What is expected = All of the lines below are to be transcribed faithfully, with pictures excluded from the copy.

(Collection entries)
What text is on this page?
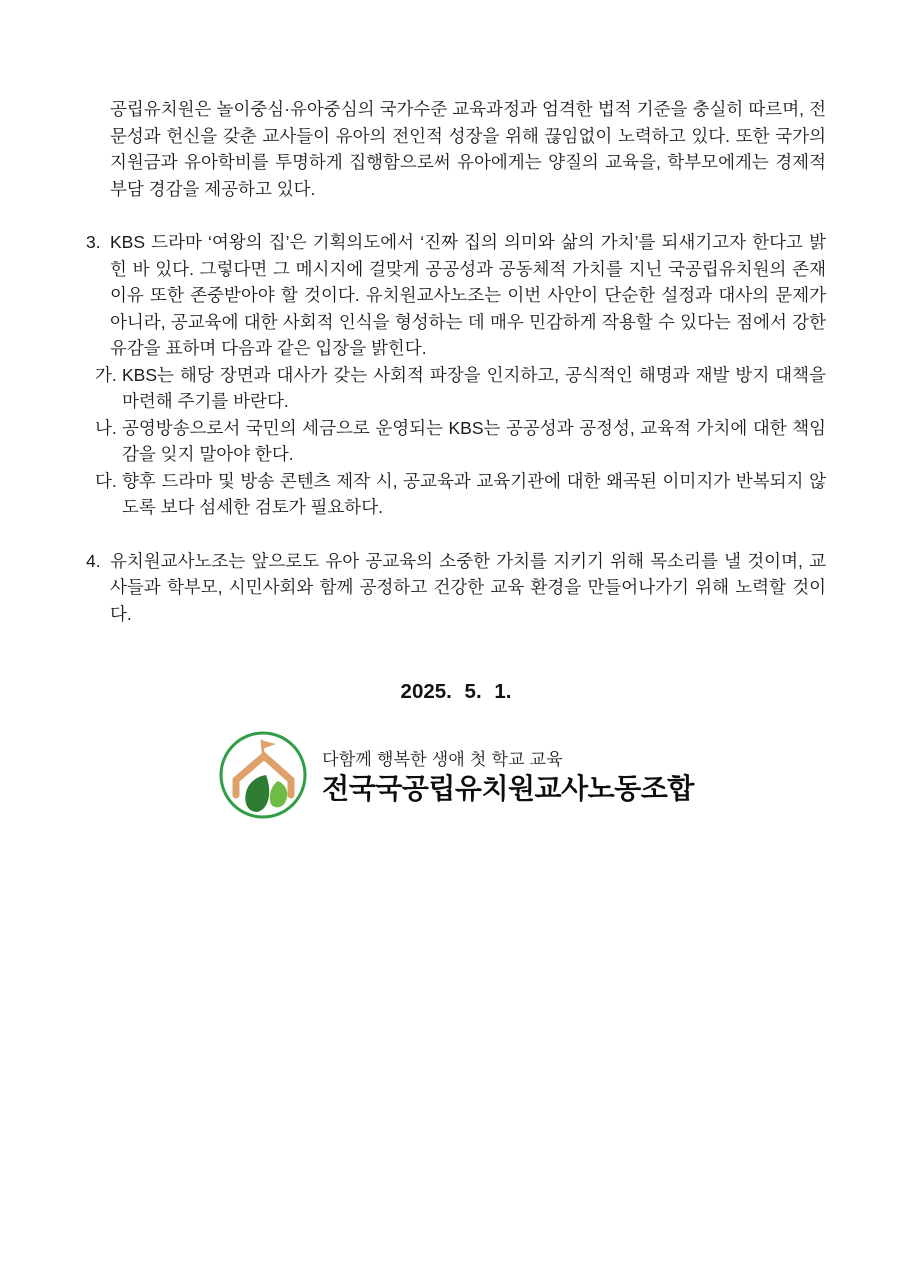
공립유치원은 놀이중심·유아중심의 국가수준 교육과정과 엄격한 법적 기준을 충실히 따르며, 전문성과 헌신을 갖춘 교사들이 유아의 전인적 성장을 위해 끊임없이 노력하고 있다. 또한 국가의 지원금과 유아학비를 투명하게 집행함으로써 유아에게는 양질의 교육을, 학부모에게는 경제적 부담 경감을 제공하고 있다.

3. KBS 드라마 ‘여왕의 집’은 기획의도에서 ‘진짜 집의 의미와 삶의 가치’를 되새기고자 한다고 밝힌 바 있다. 그렇다면 그 메시지에 걸맞게 공공성과 공동체적 가치를 지닌 국공립유치원의 존재 이유 또한 존중받아야 할 것이다. 유치원교사노조는 이번 사안이 단순한 설정과 대사의 문제가 아니라, 공교육에 대한 사회적 인식을 형성하는 데 매우 민감하게 작용할 수 있다는 점에서 강한 유감을 표하며 다음과 같은 입장을 밝힌다.

가. KBS는 해당 장면과 대사가 갖는 사회적 파장을 인지하고, 공식적인 해명과 재발 방지 대책을 마련해 주기를 바란다.

나. 공영방송으로서 국민의 세금으로 운영되는 KBS는 공공성과 공정성, 교육적 가치에 대한 책임감을 잊지 말아야 한다.

다. 향후 드라마 및 방송 콘텐츠 제작 시, 공교육과 교육기관에 대한 왜곡된 이미지가 반복되지 않도록 보다 섬세한 검토가 필요하다.

4. 유치원교사노조는 앞으로도 유아 공교육의 소중한 가치를 지키기 위해 목소리를 낼 것이며, 교사들과 학부모, 시민사회와 함께 공정하고 건강한 교육 환경을 만들어나가기 위해 노력할 것이다.

2025. 5. 1.
다함께 행복한 생애 첫 학교 교육
전국국공립유치원교사노동조합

Result of the exercise =
What text is on this page?
공립유치원은 놀이중심·유아중심의 국가수준 교육과정과 엄격한 법적 기준을 충실히 따르며, 전문성과 헌신을 갖춘 교사들이 유아의 전인적 성장을 위해 끊임없이 노력하고 있다. 또한 국가의 지원금과 유아학비를 투명하게 집행함으로써 유아에게는 양질의 교육을, 학부모에게는 경제적 부담 경감을 제공하고 있다.

3. KBS 드라마 ‘여왕의 집’은 기획의도에서 ‘진짜 집의 의미와 삶의 가치’를 되새기고자 한다고 밝힌 바 있다. 그렇다면 그 메시지에 걸맞게 공공성과 공동체적 가치를 지닌 국공립유치원의 존재 이유 또한 존중받아야 할 것이다. 유치원교사노조는 이번 사안이 단순한 설정과 대사의 문제가 아니라, 공교육에 대한 사회적 인식을 형성하는 데 매우 민감하게 작용할 수 있다는 점에서 강한 유감을 표하며 다음과 같은 입장을 밝힌다.

가. KBS는 해당 장면과 대사가 갖는 사회적 파장을 인지하고, 공식적인 해명과 재발 방지 대책을 마련해 주기를 바란다.

나. 공영방송으로서 국민의 세금으로 운영되는 KBS는 공공성과 공정성, 교육적 가치에 대한 책임감을 잊지 말아야 한다.

다. 향후 드라마 및 방송 콘텐츠 제작 시, 공교육과 교육기관에 대한 왜곡된 이미지가 반복되지 않도록 보다 섬세한 검토가 필요하다.

4. 유치원교사노조는 앞으로도 유아 공교육의 소중한 가치를 지키기 위해 목소리를 낼 것이며, 교사들과 학부모, 시민사회와 함께 공정하고 건강한 교육 환경을 만들어나가기 위해 노력할 것이다.

2025. 5. 1.
다함께 행복한 생애 첫 학교 교육
전국국공립유치원교사노동조합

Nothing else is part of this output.